(Stored data entries)
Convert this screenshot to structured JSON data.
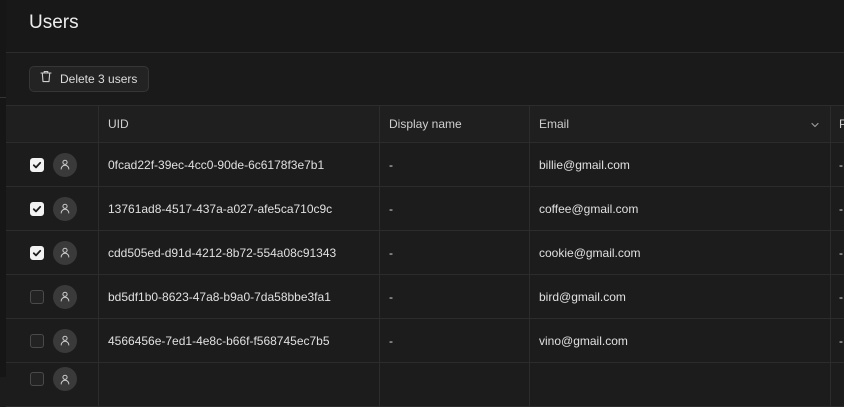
{
  "header": {
    "title": "Users"
  },
  "toolbar": {
    "delete_label": "Delete 3 users",
    "delete_icon": "trash-icon"
  },
  "table": {
    "columns": {
      "uid": "UID",
      "display_name": "Display name",
      "email": "Email",
      "extra": "P"
    },
    "rows": [
      {
        "uid": "0fcad22f-39ec-4cc0-90de-6c6178f3e7b1",
        "display_name": "-",
        "email": "billie@gmail.com",
        "extra": "-",
        "selected": true
      },
      {
        "uid": "13761ad8-4517-437a-a027-afe5ca710c9c",
        "display_name": "-",
        "email": "coffee@gmail.com",
        "extra": "-",
        "selected": true
      },
      {
        "uid": "cdd505ed-d91d-4212-8b72-554a08c91343",
        "display_name": "-",
        "email": "cookie@gmail.com",
        "extra": "-",
        "selected": true
      },
      {
        "uid": "bd5df1b0-8623-47a8-b9a0-7da58bbe3fa1",
        "display_name": "-",
        "email": "bird@gmail.com",
        "extra": "-",
        "selected": false
      },
      {
        "uid": "4566456e-7ed1-4e8c-b66f-f568745ec7b5",
        "display_name": "-",
        "email": "vino@gmail.com",
        "extra": "-",
        "selected": false
      }
    ]
  }
}
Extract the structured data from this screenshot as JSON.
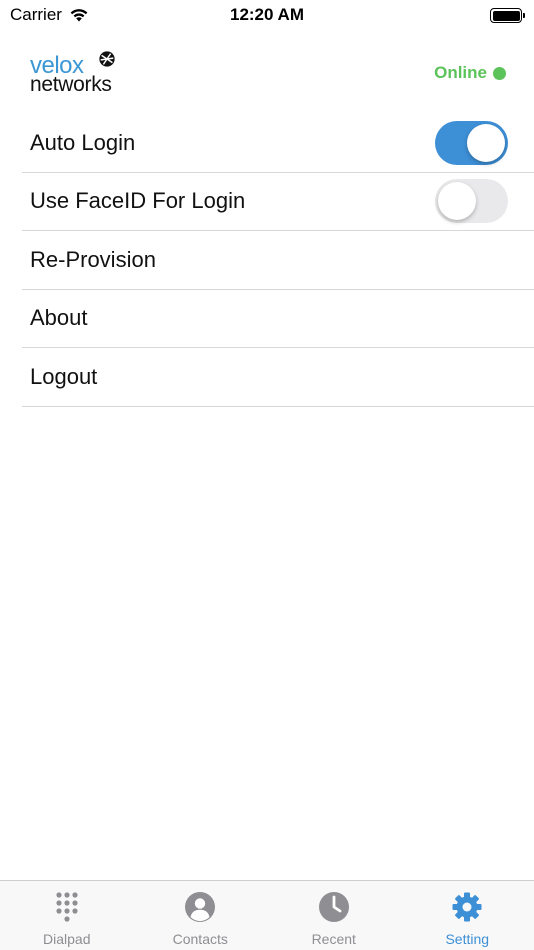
{
  "status_bar": {
    "carrier": "Carrier",
    "time": "12:20 AM"
  },
  "header": {
    "logo_line1": "velox",
    "logo_line2": "networks",
    "presence": "Online",
    "presence_color": "#5cc25a"
  },
  "settings": {
    "auto_login": {
      "label": "Auto Login",
      "enabled": true
    },
    "face_id": {
      "label": "Use FaceID For Login",
      "enabled": false
    },
    "re_provision": {
      "label": "Re-Provision"
    },
    "about": {
      "label": "About"
    },
    "logout": {
      "label": "Logout"
    }
  },
  "tabs": {
    "dialpad": {
      "label": "Dialpad",
      "icon": "dialpad-icon"
    },
    "contacts": {
      "label": "Contacts",
      "icon": "contact-icon"
    },
    "recent": {
      "label": "Recent",
      "icon": "clock-icon"
    },
    "setting": {
      "label": "Setting",
      "icon": "gear-icon",
      "active": true
    }
  },
  "colors": {
    "accent": "#3d8fd6",
    "inactive": "#8e8e93",
    "online": "#5cc25a"
  }
}
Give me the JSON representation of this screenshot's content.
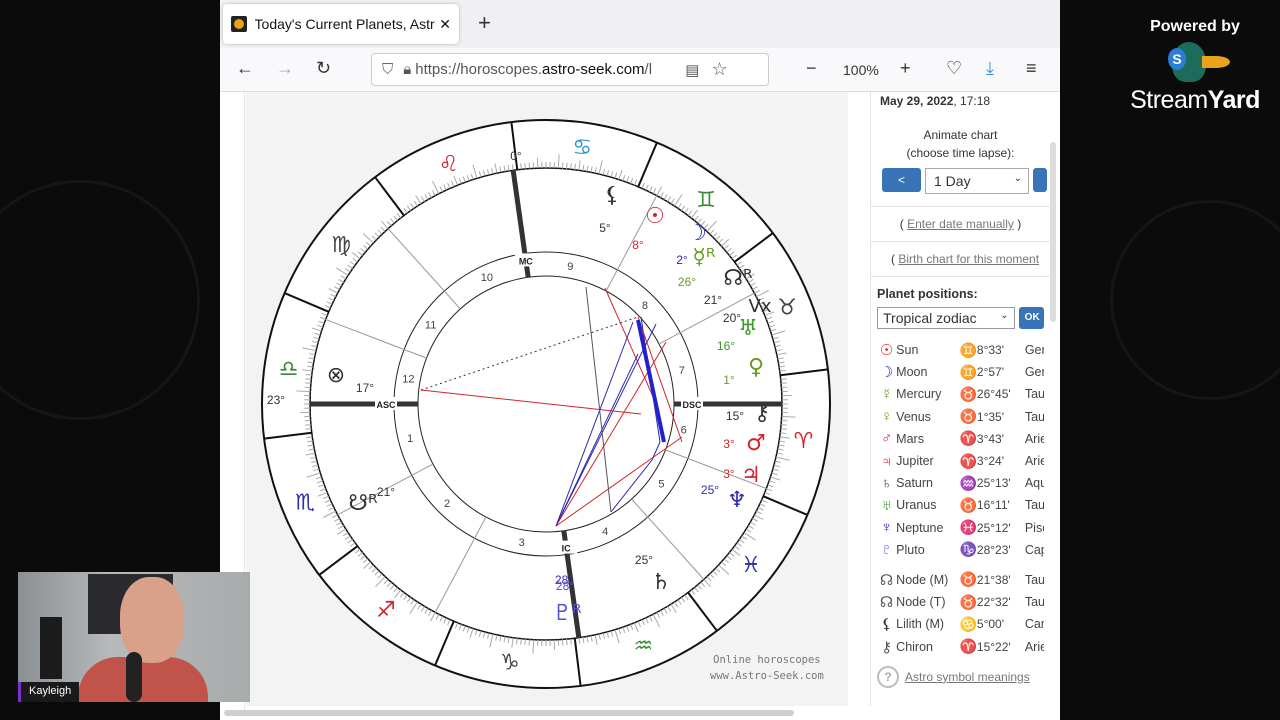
{
  "browser": {
    "tab_title": "Today's Current Planets, Astro-Seek",
    "url_prefix": "https://horoscopes.",
    "url_domain": "astro-seek.com",
    "url_suffix": "/l",
    "zoom": "100%"
  },
  "sidebar": {
    "date_bold": "May 29, 2022",
    "date_time": ", 17:18",
    "animate_line1": "Animate chart",
    "animate_line2": "(choose time lapse):",
    "prev_label": "<",
    "lapse_value": "1 Day",
    "enter_date": "Enter date manually",
    "birth_chart": "Birth chart for this moment",
    "positions_title": "Planet positions:",
    "zodiac_value": "Tropical zodiac",
    "ok_label": "OK",
    "planets": [
      {
        "glyph": "☉",
        "name": "Sun",
        "sign": "♊",
        "deg": "8°33'",
        "sign_name": "Gemini",
        "color": "#d2232a",
        "scolor": "#3a8a3a"
      },
      {
        "glyph": "☽",
        "name": "Moon",
        "sign": "♊",
        "deg": "2°57'",
        "sign_name": "Gemini",
        "color": "#2b2bb0",
        "scolor": "#3a8a3a"
      },
      {
        "glyph": "☿",
        "name": "Mercury",
        "sign": "♉",
        "deg": "26°45'",
        "sign_name": "Taurus",
        "color": "#6a9a1f",
        "scolor": "#555"
      },
      {
        "glyph": "♀",
        "name": "Venus",
        "sign": "♉",
        "deg": "1°35'",
        "sign_name": "Taurus",
        "color": "#6a9a1f",
        "scolor": "#555"
      },
      {
        "glyph": "♂",
        "name": "Mars",
        "sign": "♈",
        "deg": "3°43'",
        "sign_name": "Aries",
        "color": "#d2232a",
        "scolor": "#d2232a"
      },
      {
        "glyph": "♃",
        "name": "Jupiter",
        "sign": "♈",
        "deg": "3°24'",
        "sign_name": "Aries",
        "color": "#d2232a",
        "scolor": "#d2232a"
      },
      {
        "glyph": "♄",
        "name": "Saturn",
        "sign": "♒",
        "deg": "25°13'",
        "sign_name": "Aquarius",
        "color": "#444",
        "scolor": "#3a8a3a"
      },
      {
        "glyph": "♅",
        "name": "Uranus",
        "sign": "♉",
        "deg": "16°11'",
        "sign_name": "Taurus",
        "color": "#3a9a2a",
        "scolor": "#555"
      },
      {
        "glyph": "♆",
        "name": "Neptune",
        "sign": "♓",
        "deg": "25°12'",
        "sign_name": "Pisces",
        "color": "#2b2bb0",
        "scolor": "#2b6fd0"
      },
      {
        "glyph": "♇",
        "name": "Pluto",
        "sign": "♑",
        "deg": "28°23'",
        "sign_name": "Capricorn",
        "color": "#5050d0",
        "scolor": "#555"
      }
    ],
    "points": [
      {
        "glyph": "☊",
        "name": "Node (M)",
        "sign": "♉",
        "deg": "21°38'",
        "sign_name": "Taurus",
        "color": "#555",
        "scolor": "#555"
      },
      {
        "glyph": "☊",
        "name": "Node (T)",
        "sign": "♉",
        "deg": "22°32'",
        "sign_name": "Taurus",
        "color": "#555",
        "scolor": "#555"
      },
      {
        "glyph": "⚸",
        "name": "Lilith (M)",
        "sign": "♋",
        "deg": "5°00'",
        "sign_name": "Cancer",
        "color": "#333",
        "scolor": "#2b8fd0"
      },
      {
        "glyph": "⚷",
        "name": "Chiron",
        "sign": "♈",
        "deg": "15°22'",
        "sign_name": "Aries",
        "color": "#555",
        "scolor": "#d2232a"
      }
    ],
    "symbol_meanings": "Astro symbol meanings"
  },
  "chart": {
    "signs": [
      {
        "g": "♈",
        "c": "#d2232a"
      },
      {
        "g": "♉",
        "c": "#444"
      },
      {
        "g": "♊",
        "c": "#3a8a3a"
      },
      {
        "g": "♋",
        "c": "#2b8fd0"
      },
      {
        "g": "♌",
        "c": "#d2232a"
      },
      {
        "g": "♍",
        "c": "#444"
      },
      {
        "g": "♎",
        "c": "#3a8a3a"
      },
      {
        "g": "♏",
        "c": "#2b2bb0"
      },
      {
        "g": "♐",
        "c": "#d2232a"
      },
      {
        "g": "♑",
        "c": "#444"
      },
      {
        "g": "♒",
        "c": "#3a8a3a"
      },
      {
        "g": "♓",
        "c": "#2b2bb0"
      }
    ],
    "angles": {
      "asc": "ASC",
      "dsc": "DSC",
      "mc": "MC",
      "ic": "IC",
      "asc_deg": "23°",
      "mc_deg": "0°",
      "ic_deg": "28°"
    },
    "house_numbers": [
      "1",
      "2",
      "3",
      "4",
      "5",
      "6",
      "7",
      "8",
      "9",
      "10",
      "11",
      "12"
    ],
    "planet_labels": [
      {
        "g": "⚸",
        "d": "5°",
        "c": "#333"
      },
      {
        "g": "☉",
        "d": "8°",
        "c": "#d2232a"
      },
      {
        "g": "☽",
        "d": "2°",
        "c": "#2b2bb0"
      },
      {
        "g": "☿ᴿ",
        "d": "26°",
        "c": "#6a9a1f"
      },
      {
        "g": "☊ᴿ",
        "d": "21°",
        "c": "#333"
      },
      {
        "g": "Vx",
        "d": "20°",
        "c": "#333"
      },
      {
        "g": "♅",
        "d": "16°",
        "c": "#3a9a2a"
      },
      {
        "g": "♀",
        "d": "1°",
        "c": "#6a9a1f"
      },
      {
        "g": "⚷",
        "d": "15°",
        "c": "#333"
      },
      {
        "g": "♂",
        "d": "3°",
        "c": "#d2232a"
      },
      {
        "g": "♃",
        "d": "3°",
        "c": "#d2232a"
      },
      {
        "g": "♆",
        "d": "25°",
        "c": "#2b2bb0"
      },
      {
        "g": "♄",
        "d": "25°",
        "c": "#333"
      },
      {
        "g": "♇ᴿ",
        "d": "28°",
        "c": "#5050d0"
      },
      {
        "g": "☋ᴿ",
        "d": "21°",
        "c": "#333"
      },
      {
        "g": "⊗",
        "d": "17°",
        "c": "#333"
      }
    ],
    "watermark1": "Online horoscopes",
    "watermark2": "www.Astro-Seek.com"
  },
  "overlay": {
    "powered_by": "Powered by",
    "brand_a": "Stream",
    "brand_b": "Yard",
    "cam_name": "Kayleigh"
  }
}
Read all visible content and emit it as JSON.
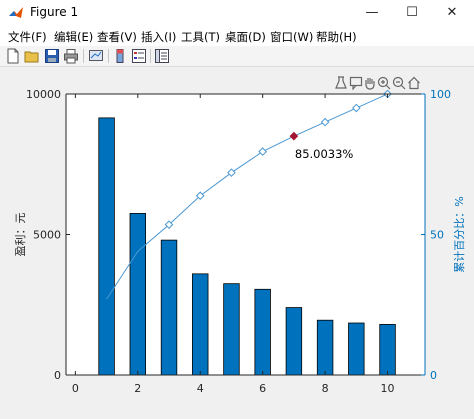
{
  "window": {
    "title": "Figure 1",
    "minimize_glyph": "—",
    "maximize_glyph": "☐",
    "close_glyph": "✕"
  },
  "menu": {
    "items": [
      "文件(F)",
      "编辑(E)",
      "查看(V)",
      "插入(I)",
      "工具(T)",
      "桌面(D)",
      "窗口(W)",
      "帮助(H)"
    ]
  },
  "toolbar": {
    "icons": [
      "new-figure-icon",
      "open-file-icon",
      "save-icon",
      "print-icon",
      "link-plot-icon",
      "insert-colorbar-icon",
      "insert-legend-icon",
      "property-inspector-icon"
    ]
  },
  "axes_toolbar": {
    "icons": [
      "brush-icon",
      "data-tips-icon",
      "pan-icon",
      "zoom-in-icon",
      "zoom-out-icon",
      "home-icon"
    ]
  },
  "chart_data": {
    "type": "bar",
    "x": [
      1,
      2,
      3,
      4,
      5,
      6,
      7,
      8,
      9,
      10
    ],
    "values": [
      9150,
      5750,
      4800,
      3600,
      3250,
      3050,
      2400,
      1950,
      1850,
      1800
    ],
    "cumulative_percent": [
      27.0,
      44.0,
      53.5,
      63.8,
      72.0,
      79.5,
      85.0033,
      90.0,
      95.0,
      100.0
    ],
    "xlim": [
      -0.3,
      11.2
    ],
    "xticks": [
      "0",
      "2",
      "4",
      "6",
      "8",
      "10"
    ],
    "ylabel": "盈利：元",
    "ylim": [
      0,
      10000
    ],
    "yticks": [
      "0",
      "5000",
      "10000"
    ],
    "y2label": "累计百分比：%",
    "y2lim": [
      0,
      100
    ],
    "y2ticks": [
      "0",
      "50",
      "100"
    ],
    "highlight": {
      "x": 7,
      "value": 85.0033,
      "label": "85.0033%"
    },
    "colors": {
      "bar": "#0072bd",
      "line": "#4a97d2",
      "highlight": "#a2142f",
      "right_axis": "#0072bd"
    },
    "grid": false
  }
}
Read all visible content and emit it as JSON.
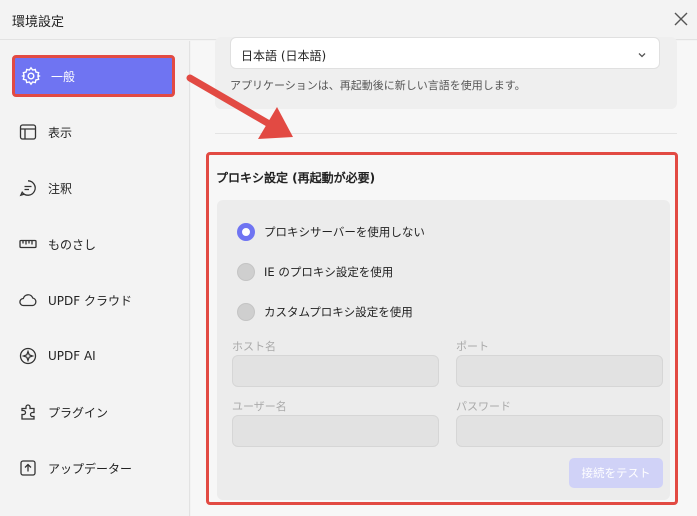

- Directions for this task
Where a line above contains the string "JSON", copy that line.

- Response to the exercise
Convert this screenshot to structured JSON data.
Extract the structured data from this screenshot as JSON.
Give me the JSON representation of this screenshot's content.
Read all visible content and emit it as JSON.
Read all visible content and emit it as JSON.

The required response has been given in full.